===== Listed records =====

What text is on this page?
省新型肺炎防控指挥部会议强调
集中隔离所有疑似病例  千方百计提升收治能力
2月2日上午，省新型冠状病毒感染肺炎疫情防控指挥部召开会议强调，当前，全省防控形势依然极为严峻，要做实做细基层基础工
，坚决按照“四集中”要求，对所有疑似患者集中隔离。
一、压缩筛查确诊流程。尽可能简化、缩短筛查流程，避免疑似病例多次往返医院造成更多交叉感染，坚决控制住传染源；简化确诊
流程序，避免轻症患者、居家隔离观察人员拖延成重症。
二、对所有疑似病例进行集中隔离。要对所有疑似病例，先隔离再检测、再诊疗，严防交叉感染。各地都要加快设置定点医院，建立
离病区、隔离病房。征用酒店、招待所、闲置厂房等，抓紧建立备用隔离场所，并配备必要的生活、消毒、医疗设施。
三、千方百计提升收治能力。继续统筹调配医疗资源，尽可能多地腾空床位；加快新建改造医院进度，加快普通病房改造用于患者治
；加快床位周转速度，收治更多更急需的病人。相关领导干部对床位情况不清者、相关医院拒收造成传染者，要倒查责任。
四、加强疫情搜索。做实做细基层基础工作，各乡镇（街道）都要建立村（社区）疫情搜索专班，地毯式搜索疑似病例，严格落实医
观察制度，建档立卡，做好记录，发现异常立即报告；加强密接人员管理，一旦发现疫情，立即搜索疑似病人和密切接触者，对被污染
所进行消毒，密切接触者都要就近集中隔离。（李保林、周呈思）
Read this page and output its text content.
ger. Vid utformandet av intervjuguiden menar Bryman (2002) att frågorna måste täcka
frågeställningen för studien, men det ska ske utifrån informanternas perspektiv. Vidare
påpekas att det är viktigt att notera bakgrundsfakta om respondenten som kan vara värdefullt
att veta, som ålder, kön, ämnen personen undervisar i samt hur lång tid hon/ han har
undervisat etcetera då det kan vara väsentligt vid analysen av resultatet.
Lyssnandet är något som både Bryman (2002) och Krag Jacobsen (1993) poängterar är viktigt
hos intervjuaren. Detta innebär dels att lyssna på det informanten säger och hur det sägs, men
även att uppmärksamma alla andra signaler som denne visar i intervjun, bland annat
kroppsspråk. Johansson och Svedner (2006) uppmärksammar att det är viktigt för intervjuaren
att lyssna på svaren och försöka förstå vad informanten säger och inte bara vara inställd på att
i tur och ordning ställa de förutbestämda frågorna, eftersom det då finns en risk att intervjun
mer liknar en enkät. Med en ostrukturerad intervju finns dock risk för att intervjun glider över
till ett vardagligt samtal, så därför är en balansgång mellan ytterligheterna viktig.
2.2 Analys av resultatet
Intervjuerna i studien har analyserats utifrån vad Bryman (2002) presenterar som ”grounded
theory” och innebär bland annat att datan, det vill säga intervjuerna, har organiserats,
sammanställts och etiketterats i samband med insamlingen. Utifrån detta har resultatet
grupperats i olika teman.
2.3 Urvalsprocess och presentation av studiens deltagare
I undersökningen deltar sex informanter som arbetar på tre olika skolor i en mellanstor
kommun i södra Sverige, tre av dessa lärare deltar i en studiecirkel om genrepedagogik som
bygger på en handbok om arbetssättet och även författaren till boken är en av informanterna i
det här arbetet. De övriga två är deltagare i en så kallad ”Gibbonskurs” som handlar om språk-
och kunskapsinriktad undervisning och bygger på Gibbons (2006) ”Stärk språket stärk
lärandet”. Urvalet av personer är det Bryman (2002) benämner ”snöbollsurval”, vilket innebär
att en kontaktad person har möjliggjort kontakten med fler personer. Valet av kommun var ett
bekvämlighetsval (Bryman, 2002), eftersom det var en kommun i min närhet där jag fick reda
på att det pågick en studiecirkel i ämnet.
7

=====

* Your task *
Copy all of the data. Keep every word exactly as it is.

* Correct output *
What text is on this page?
省新型肺炎防控指挥部会议强调
集中隔离所有疑似病例  千方百计提升收治能力
2月2日上午，省新型冠状病毒感染肺炎疫情防控指挥部召开会议强调，当前，全省防控形势依然极为严峻，要做实做细基层基础工
，坚决按照“四集中”要求，对所有疑似患者集中隔离。
一、压缩筛查确诊流程。尽可能简化、缩短筛查流程，避免疑似病例多次往返医院造成更多交叉感染，坚决控制住传染源；简化确诊
流程序，避免轻症患者、居家隔离观察人员拖延成重症。
二、对所有疑似病例进行集中隔离。要对所有疑似病例，先隔离再检测、再诊疗，严防交叉感染。各地都要加快设置定点医院，建立
离病区、隔离病房。征用酒店、招待所、闲置厂房等，抓紧建立备用隔离场所，并配备必要的生活、消毒、医疗设施。
三、千方百计提升收治能力。继续统筹调配医疗资源，尽可能多地腾空床位；加快新建改造医院进度，加快普通病房改造用于患者治
；加快床位周转速度，收治更多更急需的病人。相关领导干部对床位情况不清者、相关医院拒收造成传染者，要倒查责任。
四、加强疫情搜索。做实做细基层基础工作，各乡镇（街道）都要建立村（社区）疫情搜索专班，地毯式搜索疑似病例，严格落实医
观察制度，建档立卡，做好记录，发现异常立即报告；加强密接人员管理，一旦发现疫情，立即搜索疑似病人和密切接触者，对被污染
所进行消毒，密切接触者都要就近集中隔离。（李保林、周呈思）
Read this page and output its text content.
ger. Vid utformandet av intervjuguiden menar Bryman (2002) att frågorna måste täcka
frågeställningen för studien, men det ska ske utifrån informanternas perspektiv. Vidare
påpekas att det är viktigt att notera bakgrundsfakta om respondenten som kan vara värdefullt
att veta, som ålder, kön, ämnen personen undervisar i samt hur lång tid hon/ han har
undervisat etcetera då det kan vara väsentligt vid analysen av resultatet.
Lyssnandet är något som både Bryman (2002) och Krag Jacobsen (1993) poängterar är viktigt
hos intervjuaren. Detta innebär dels att lyssna på det informanten säger och hur det sägs, men
även att uppmärksamma alla andra signaler som denne visar i intervjun, bland annat
kroppsspråk. Johansson och Svedner (2006) uppmärksammar att det är viktigt för intervjuaren
att lyssna på svaren och försöka förstå vad informanten säger och inte bara vara inställd på att
i tur och ordning ställa de förutbestämda frågorna, eftersom det då finns en risk att intervjun
mer liknar en enkät. Med en ostrukturerad intervju finns dock risk för att intervjun glider över
till ett vardagligt samtal, så därför är en balansgång mellan ytterligheterna viktig.
2.2 Analys av resultatet
Intervjuerna i studien har analyserats utifrån vad Bryman (2002) presenterar som ”grounded
theory” och innebär bland annat att datan, det vill säga intervjuerna, har organiserats,
sammanställts och etiketterats i samband med insamlingen. Utifrån detta har resultatet
grupperats i olika teman.
2.3 Urvalsprocess och presentation av studiens deltagare
I undersökningen deltar sex informanter som arbetar på tre olika skolor i en mellanstor
kommun i södra Sverige, tre av dessa lärare deltar i en studiecirkel om genrepedagogik som
bygger på en handbok om arbetssättet och även författaren till boken är en av informanterna i
det här arbetet. De övriga två är deltagare i en så kallad ”Gibbonskurs” som handlar om språk-
och kunskapsinriktad undervisning och bygger på Gibbons (2006) ”Stärk språket stärk
lärandet”. Urvalet av personer är det Bryman (2002) benämner ”snöbollsurval”, vilket innebär
att en kontaktad person har möjliggjort kontakten med fler personer. Valet av kommun var ett
bekvämlighetsval (Bryman, 2002), eftersom det var en kommun i min närhet där jag fick reda
på att det pågick en studiecirkel i ämnet.
7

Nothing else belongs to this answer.